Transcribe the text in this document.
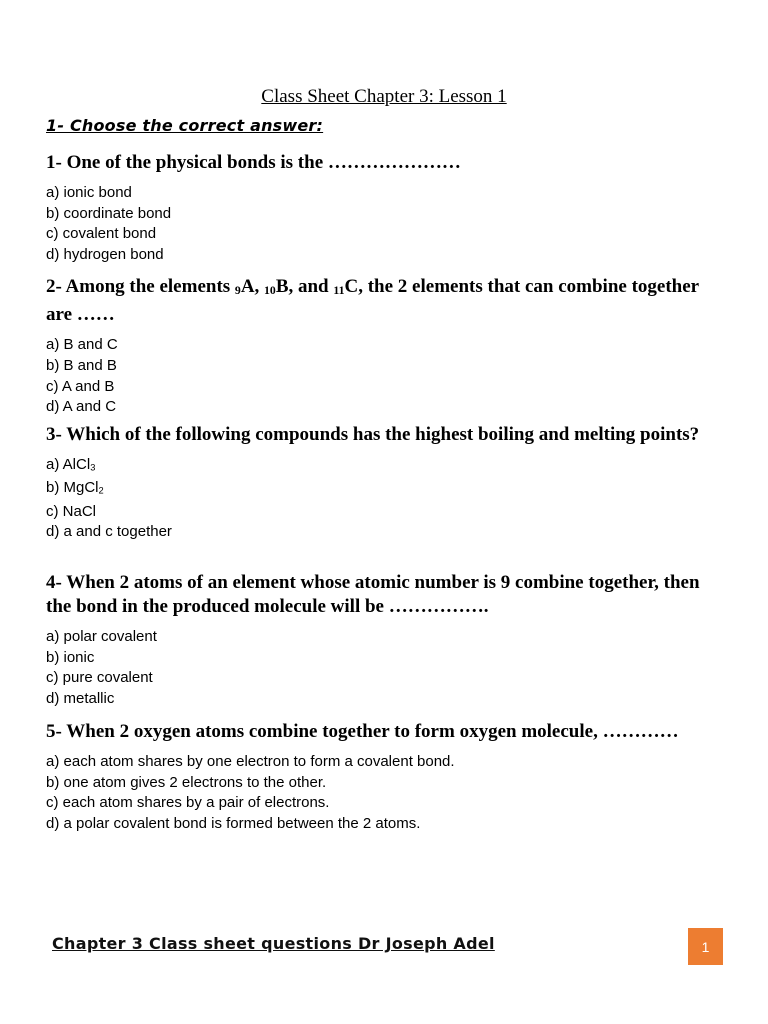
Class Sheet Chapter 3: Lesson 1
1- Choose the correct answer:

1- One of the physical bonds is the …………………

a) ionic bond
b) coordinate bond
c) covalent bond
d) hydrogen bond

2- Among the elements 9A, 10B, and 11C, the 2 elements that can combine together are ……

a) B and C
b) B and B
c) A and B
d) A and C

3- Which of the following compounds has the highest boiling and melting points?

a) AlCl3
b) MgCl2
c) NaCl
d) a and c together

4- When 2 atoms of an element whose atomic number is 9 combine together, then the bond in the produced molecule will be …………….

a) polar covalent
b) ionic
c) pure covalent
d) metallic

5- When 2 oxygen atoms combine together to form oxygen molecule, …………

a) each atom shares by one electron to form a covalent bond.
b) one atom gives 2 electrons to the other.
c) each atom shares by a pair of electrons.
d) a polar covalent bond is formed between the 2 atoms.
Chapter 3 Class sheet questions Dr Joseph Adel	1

:::

> Exercise task:
Your task is an exact transcription of all the data, minus the pictures.

> Result:
Transcribe the text in this document.
Class Sheet Chapter 3: Lesson 1
1- Choose the correct answer:

1- One of the physical bonds is the …………………

a) ionic bond
b) coordinate bond
c) covalent bond
d) hydrogen bond

2- Among the elements 9A, 10B, and 11C, the 2 elements that can combine together are ……

a) B and C
b) B and B
c) A and B
d) A and C

3- Which of the following compounds has the highest boiling and melting points?

a) AlCl3
b) MgCl2
c) NaCl
d) a and c together

4- When 2 atoms of an element whose atomic number is 9 combine together, then the bond in the produced molecule will be …………….

a) polar covalent
b) ionic
c) pure covalent
d) metallic

5- When 2 oxygen atoms combine together to form oxygen molecule, …………

a) each atom shares by one electron to form a covalent bond.
b) one atom gives 2 electrons to the other.
c) each atom shares by a pair of electrons.
d) a polar covalent bond is formed between the 2 atoms.
Chapter 3 Class sheet questions Dr Joseph Adel	1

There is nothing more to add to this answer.